» **STATED TASK**:
Would you set down every entry shown below, precisely as written?

» **AVAILABLE RECORDS**:

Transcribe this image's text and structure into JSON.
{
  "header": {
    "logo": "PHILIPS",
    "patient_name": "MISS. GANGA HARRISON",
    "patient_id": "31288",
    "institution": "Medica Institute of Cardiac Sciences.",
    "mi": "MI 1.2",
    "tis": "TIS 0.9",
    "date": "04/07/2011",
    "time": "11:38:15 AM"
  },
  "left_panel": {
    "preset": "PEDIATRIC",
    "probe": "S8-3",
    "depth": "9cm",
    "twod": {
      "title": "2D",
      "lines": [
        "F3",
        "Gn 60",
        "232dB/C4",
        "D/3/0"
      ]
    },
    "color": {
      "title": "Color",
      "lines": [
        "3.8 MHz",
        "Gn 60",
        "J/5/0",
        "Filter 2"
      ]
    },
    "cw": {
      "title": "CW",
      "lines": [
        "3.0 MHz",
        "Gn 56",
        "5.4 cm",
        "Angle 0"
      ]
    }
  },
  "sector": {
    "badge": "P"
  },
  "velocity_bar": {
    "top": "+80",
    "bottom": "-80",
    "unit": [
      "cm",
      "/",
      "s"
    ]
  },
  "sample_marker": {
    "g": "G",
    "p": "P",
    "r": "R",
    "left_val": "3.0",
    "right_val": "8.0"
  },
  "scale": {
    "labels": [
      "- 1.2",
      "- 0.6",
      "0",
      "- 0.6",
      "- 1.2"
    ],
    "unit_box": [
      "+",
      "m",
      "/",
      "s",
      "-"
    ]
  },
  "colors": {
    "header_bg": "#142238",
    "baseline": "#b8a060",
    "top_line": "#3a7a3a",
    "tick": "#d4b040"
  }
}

» **EXERCISE RESPONSE**:
Transcribe this image's text and structure into JSON.
{
  "header": {
    "logo": "PHILIPS",
    "patient_name": "MISS. GANGA HARRISON",
    "patient_id": "31288",
    "institution": "Medica Institute of Cardiac Sciences.",
    "mi": "MI 1.2",
    "tis": "TIS 0.9",
    "date": "04/07/2011",
    "time": "11:38:15 AM"
  },
  "left_panel": {
    "preset": "PEDIATRIC",
    "probe": "S8-3",
    "depth": "9cm",
    "twod": {
      "title": "2D",
      "lines": [
        "F3",
        "Gn 60",
        "232dB/C4",
        "D/3/0"
      ]
    },
    "color": {
      "title": "Color",
      "lines": [
        "3.8 MHz",
        "Gn 60",
        "J/5/0",
        "Filter 2"
      ]
    },
    "cw": {
      "title": "CW",
      "lines": [
        "3.0 MHz",
        "Gn 56",
        "5.4 cm",
        "Angle 0"
      ]
    }
  },
  "sector": {
    "badge": "P"
  },
  "velocity_bar": {
    "top": "+80",
    "bottom": "-80",
    "unit": [
      "cm",
      "/",
      "s"
    ]
  },
  "sample_marker": {
    "g": "G",
    "p": "P",
    "r": "R",
    "left_val": "3.0",
    "right_val": "8.0"
  },
  "scale": {
    "labels": [
      "- 1.2",
      "- 0.6",
      "0",
      "- 0.6",
      "- 1.2"
    ],
    "unit_box": [
      "+",
      "m",
      "/",
      "s",
      "-"
    ]
  },
  "colors": {
    "header_bg": "#142238",
    "baseline": "#b8a060",
    "top_line": "#3a7a3a",
    "tick": "#d4b040"
  }
}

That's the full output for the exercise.